> **Task**
Search the data below for the string "flowing". Extract every line that contains it.

— begin —

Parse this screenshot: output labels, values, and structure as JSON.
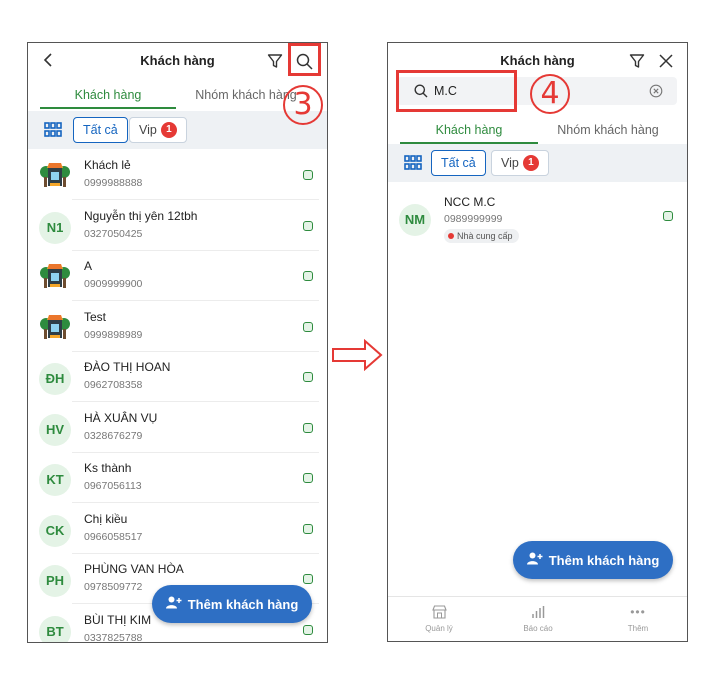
{
  "left": {
    "title": "Khách hàng",
    "callout": "3",
    "tabs": [
      "Khách hàng",
      "Nhóm khách hàng"
    ],
    "chips": {
      "all": "Tất cả",
      "vip": "Vip",
      "vip_badge": "1"
    },
    "customers": [
      {
        "initials": "",
        "icon": "store-icon",
        "name": "Khách lẻ",
        "phone": "0999988888"
      },
      {
        "initials": "N1",
        "name": "Nguyễn thị yên 12tbh",
        "phone": "0327050425"
      },
      {
        "initials": "",
        "icon": "store-icon",
        "name": "A",
        "phone": "0909999900"
      },
      {
        "initials": "",
        "icon": "store-icon",
        "name": "Test",
        "phone": "0999898989"
      },
      {
        "initials": "ĐH",
        "name": "ĐÀO THỊ HOAN",
        "phone": "0962708358"
      },
      {
        "initials": "HV",
        "name": "HÀ XUÂN VỤ",
        "phone": "0328676279"
      },
      {
        "initials": "KT",
        "name": "Ks thành",
        "phone": "0967056113"
      },
      {
        "initials": "CK",
        "name": "Chị kiều",
        "phone": "0966058517"
      },
      {
        "initials": "PH",
        "name": "PHÙNG VAN HÒA",
        "phone": "0978509772"
      },
      {
        "initials": "BT",
        "name": "BÙI THỊ KIM",
        "phone": "0337825788"
      }
    ],
    "fab": "Thêm khách hàng"
  },
  "right": {
    "title": "Khách hàng",
    "search_value": "M.C",
    "callout": "4",
    "tabs": [
      "Khách hàng",
      "Nhóm khách hàng"
    ],
    "chips": {
      "all": "Tất cả",
      "vip": "Vip",
      "vip_badge": "1"
    },
    "result": {
      "initials": "NM",
      "name": "NCC M.C",
      "phone": "0989999999",
      "tag": "Nhà cung cấp"
    },
    "fab": "Thêm khách hàng",
    "nav": [
      "Quản lý",
      "Báo cáo",
      "Thêm"
    ]
  },
  "colors": {
    "accent": "#2e8b3e",
    "fab": "#2e6fc4",
    "annotation": "#e53935"
  }
}
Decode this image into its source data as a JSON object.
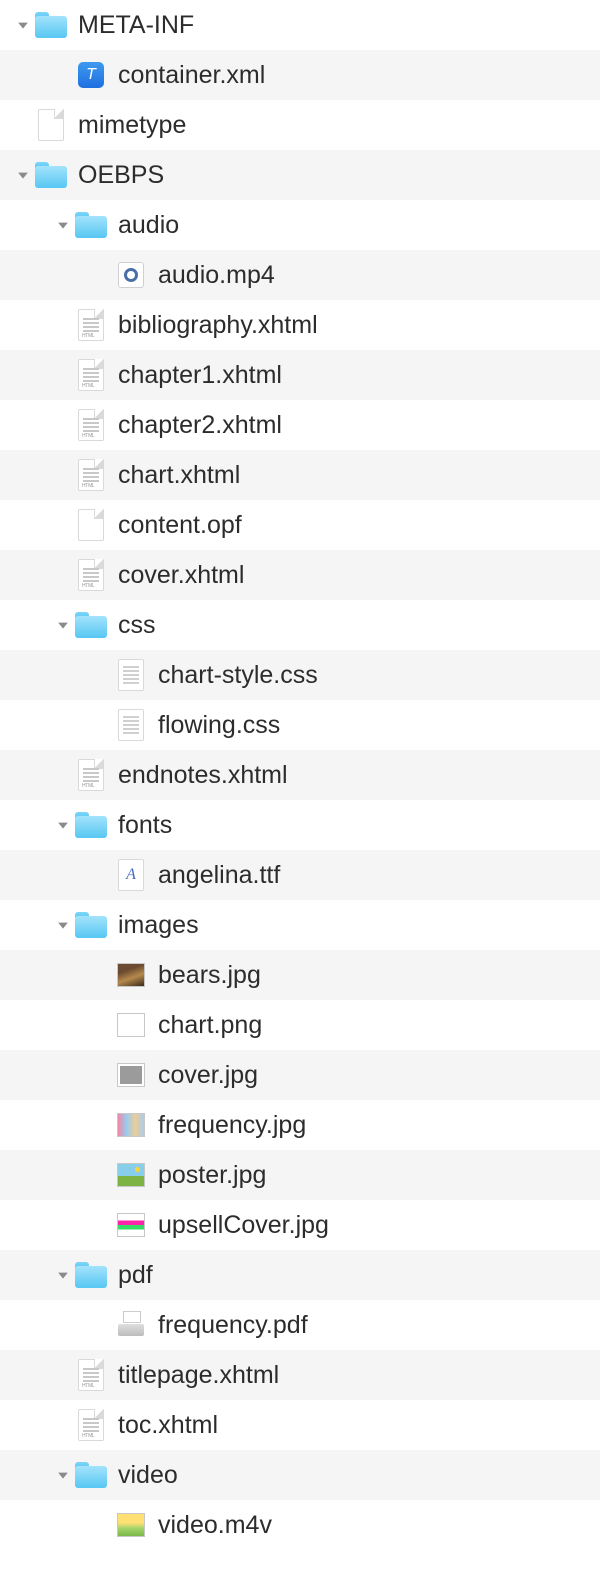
{
  "rows": [
    {
      "level": 0,
      "expanded": true,
      "icon": "folder",
      "name": "meta-inf-folder",
      "label": "META-INF"
    },
    {
      "level": 1,
      "expanded": null,
      "icon": "xml-square",
      "name": "container-xml-file",
      "label": "container.xml"
    },
    {
      "level": 0,
      "expanded": null,
      "icon": "file-blank",
      "name": "mimetype-file",
      "label": "mimetype"
    },
    {
      "level": 0,
      "expanded": true,
      "icon": "folder",
      "name": "oebps-folder",
      "label": "OEBPS"
    },
    {
      "level": 1,
      "expanded": true,
      "icon": "folder",
      "name": "audio-folder",
      "label": "audio"
    },
    {
      "level": 2,
      "expanded": null,
      "icon": "quicktime",
      "name": "audio-mp4-file",
      "label": "audio.mp4"
    },
    {
      "level": 1,
      "expanded": null,
      "icon": "file-xhtml",
      "name": "bibliography-file",
      "label": "bibliography.xhtml"
    },
    {
      "level": 1,
      "expanded": null,
      "icon": "file-xhtml",
      "name": "chapter1-file",
      "label": "chapter1.xhtml"
    },
    {
      "level": 1,
      "expanded": null,
      "icon": "file-xhtml",
      "name": "chapter2-file",
      "label": "chapter2.xhtml"
    },
    {
      "level": 1,
      "expanded": null,
      "icon": "file-xhtml",
      "name": "chart-xhtml-file",
      "label": "chart.xhtml"
    },
    {
      "level": 1,
      "expanded": null,
      "icon": "file-blank",
      "name": "content-opf-file",
      "label": "content.opf"
    },
    {
      "level": 1,
      "expanded": null,
      "icon": "file-xhtml",
      "name": "cover-xhtml-file",
      "label": "cover.xhtml"
    },
    {
      "level": 1,
      "expanded": true,
      "icon": "folder",
      "name": "css-folder",
      "label": "css"
    },
    {
      "level": 2,
      "expanded": null,
      "icon": "file-text",
      "name": "chart-style-css-file",
      "label": "chart-style.css"
    },
    {
      "level": 2,
      "expanded": null,
      "icon": "file-text",
      "name": "flowing-css-file",
      "label": "flowing.css"
    },
    {
      "level": 1,
      "expanded": null,
      "icon": "file-xhtml",
      "name": "endnotes-file",
      "label": "endnotes.xhtml"
    },
    {
      "level": 1,
      "expanded": true,
      "icon": "folder",
      "name": "fonts-folder",
      "label": "fonts"
    },
    {
      "level": 2,
      "expanded": null,
      "icon": "font",
      "name": "angelina-ttf-file",
      "label": "angelina.ttf"
    },
    {
      "level": 1,
      "expanded": true,
      "icon": "folder",
      "name": "images-folder",
      "label": "images"
    },
    {
      "level": 2,
      "expanded": null,
      "icon": "thumb-bears",
      "name": "bears-jpg-file",
      "label": "bears.jpg"
    },
    {
      "level": 2,
      "expanded": null,
      "icon": "thumb-chart",
      "name": "chart-png-file",
      "label": "chart.png"
    },
    {
      "level": 2,
      "expanded": null,
      "icon": "thumb-cover",
      "name": "cover-jpg-file",
      "label": "cover.jpg"
    },
    {
      "level": 2,
      "expanded": null,
      "icon": "thumb-freq",
      "name": "frequency-jpg-file",
      "label": "frequency.jpg"
    },
    {
      "level": 2,
      "expanded": null,
      "icon": "thumb-poster",
      "name": "poster-jpg-file",
      "label": "poster.jpg"
    },
    {
      "level": 2,
      "expanded": null,
      "icon": "thumb-upsell",
      "name": "upsellcover-jpg-file",
      "label": "upsellCover.jpg"
    },
    {
      "level": 1,
      "expanded": true,
      "icon": "folder",
      "name": "pdf-folder",
      "label": "pdf"
    },
    {
      "level": 2,
      "expanded": null,
      "icon": "pdf",
      "name": "frequency-pdf-file",
      "label": "frequency.pdf"
    },
    {
      "level": 1,
      "expanded": null,
      "icon": "file-xhtml",
      "name": "titlepage-file",
      "label": "titlepage.xhtml"
    },
    {
      "level": 1,
      "expanded": null,
      "icon": "file-xhtml",
      "name": "toc-file",
      "label": "toc.xhtml"
    },
    {
      "level": 1,
      "expanded": true,
      "icon": "folder",
      "name": "video-folder",
      "label": "video"
    },
    {
      "level": 2,
      "expanded": null,
      "icon": "thumb-video",
      "name": "video-m4v-file",
      "label": "video.m4v"
    }
  ]
}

— end —

> **Response below**
      "name": "flowing-css-file",
      "label": "flowing.css"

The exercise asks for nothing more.